SHORT PROBLEM: Copy the data precisely, keeping every character.

DATA LINES:
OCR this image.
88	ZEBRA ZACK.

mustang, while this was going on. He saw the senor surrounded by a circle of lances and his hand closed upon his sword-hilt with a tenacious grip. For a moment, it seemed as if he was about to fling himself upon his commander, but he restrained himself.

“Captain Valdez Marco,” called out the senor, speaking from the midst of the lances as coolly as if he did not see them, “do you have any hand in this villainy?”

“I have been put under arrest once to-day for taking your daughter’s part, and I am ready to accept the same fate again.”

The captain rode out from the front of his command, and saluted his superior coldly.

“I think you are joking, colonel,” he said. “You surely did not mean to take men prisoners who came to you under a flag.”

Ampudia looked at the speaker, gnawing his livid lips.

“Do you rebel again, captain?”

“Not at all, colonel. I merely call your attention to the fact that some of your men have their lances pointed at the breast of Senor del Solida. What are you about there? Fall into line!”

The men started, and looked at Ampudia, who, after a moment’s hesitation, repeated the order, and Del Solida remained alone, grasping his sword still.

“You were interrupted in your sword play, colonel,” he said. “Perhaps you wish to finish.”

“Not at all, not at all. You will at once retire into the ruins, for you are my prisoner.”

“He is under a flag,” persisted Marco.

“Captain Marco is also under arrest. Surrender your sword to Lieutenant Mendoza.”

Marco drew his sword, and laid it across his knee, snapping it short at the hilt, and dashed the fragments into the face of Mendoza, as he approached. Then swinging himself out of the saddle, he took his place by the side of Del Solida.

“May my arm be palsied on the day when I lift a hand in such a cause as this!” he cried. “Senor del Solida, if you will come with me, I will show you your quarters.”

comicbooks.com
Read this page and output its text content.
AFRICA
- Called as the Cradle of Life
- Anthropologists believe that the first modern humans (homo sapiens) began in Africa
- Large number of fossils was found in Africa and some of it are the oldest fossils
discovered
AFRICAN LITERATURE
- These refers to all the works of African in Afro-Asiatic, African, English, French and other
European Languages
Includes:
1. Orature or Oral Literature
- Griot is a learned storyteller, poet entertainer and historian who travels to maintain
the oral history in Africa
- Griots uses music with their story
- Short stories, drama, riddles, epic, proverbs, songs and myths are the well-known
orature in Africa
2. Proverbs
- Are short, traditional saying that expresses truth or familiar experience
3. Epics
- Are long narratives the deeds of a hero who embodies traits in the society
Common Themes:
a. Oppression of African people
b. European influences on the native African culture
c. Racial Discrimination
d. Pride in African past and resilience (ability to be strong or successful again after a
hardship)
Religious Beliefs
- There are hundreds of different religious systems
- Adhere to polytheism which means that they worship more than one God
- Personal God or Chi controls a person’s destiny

RESPONSE:
OCR this image.
88	ZEBRA ZACK.

mustang, while this was going on. He saw the senor surrounded by a circle of lances and his hand closed upon his sword-hilt with a tenacious grip. For a moment, it seemed as if he was about to fling himself upon his commander, but he restrained himself.

“Captain Valdez Marco,” called out the senor, speaking from the midst of the lances as coolly as if he did not see them, “do you have any hand in this villainy?”

“I have been put under arrest once to-day for taking your daughter’s part, and I am ready to accept the same fate again.”

The captain rode out from the front of his command, and saluted his superior coldly.

“I think you are joking, colonel,” he said. “You surely did not mean to take men prisoners who came to you under a flag.”

Ampudia looked at the speaker, gnawing his livid lips.

“Do you rebel again, captain?”

“Not at all, colonel. I merely call your attention to the fact that some of your men have their lances pointed at the breast of Senor del Solida. What are you about there? Fall into line!”

The men started, and looked at Ampudia, who, after a moment’s hesitation, repeated the order, and Del Solida remained alone, grasping his sword still.

“You were interrupted in your sword play, colonel,” he said. “Perhaps you wish to finish.”

“Not at all, not at all. You will at once retire into the ruins, for you are my prisoner.”

“He is under a flag,” persisted Marco.

“Captain Marco is also under arrest. Surrender your sword to Lieutenant Mendoza.”

Marco drew his sword, and laid it across his knee, snapping it short at the hilt, and dashed the fragments into the face of Mendoza, as he approached. Then swinging himself out of the saddle, he took his place by the side of Del Solida.

“May my arm be palsied on the day when I lift a hand in such a cause as this!” he cried. “Senor del Solida, if you will come with me, I will show you your quarters.”

comicbooks.com
Read this page and output its text content.
AFRICA
- Called as the Cradle of Life
- Anthropologists believe that the first modern humans (homo sapiens) began in Africa
- Large number of fossils was found in Africa and some of it are the oldest fossils
discovered
AFRICAN LITERATURE
- These refers to all the works of African in Afro-Asiatic, African, English, French and other
European Languages
Includes:
1. Orature or Oral Literature
- Griot is a learned storyteller, poet entertainer and historian who travels to maintain
the oral history in Africa
- Griots uses music with their story
- Short stories, drama, riddles, epic, proverbs, songs and myths are the well-known
orature in Africa
2. Proverbs
- Are short, traditional saying that expresses truth or familiar experience
3. Epics
- Are long narratives the deeds of a hero who embodies traits in the society
Common Themes:
a. Oppression of African people
b. European influences on the native African culture
c. Racial Discrimination
d. Pride in African past and resilience (ability to be strong or successful again after a
hardship)
Religious Beliefs
- There are hundreds of different religious systems
- Adhere to polytheism which means that they worship more than one God
- Personal God or Chi controls a person’s destiny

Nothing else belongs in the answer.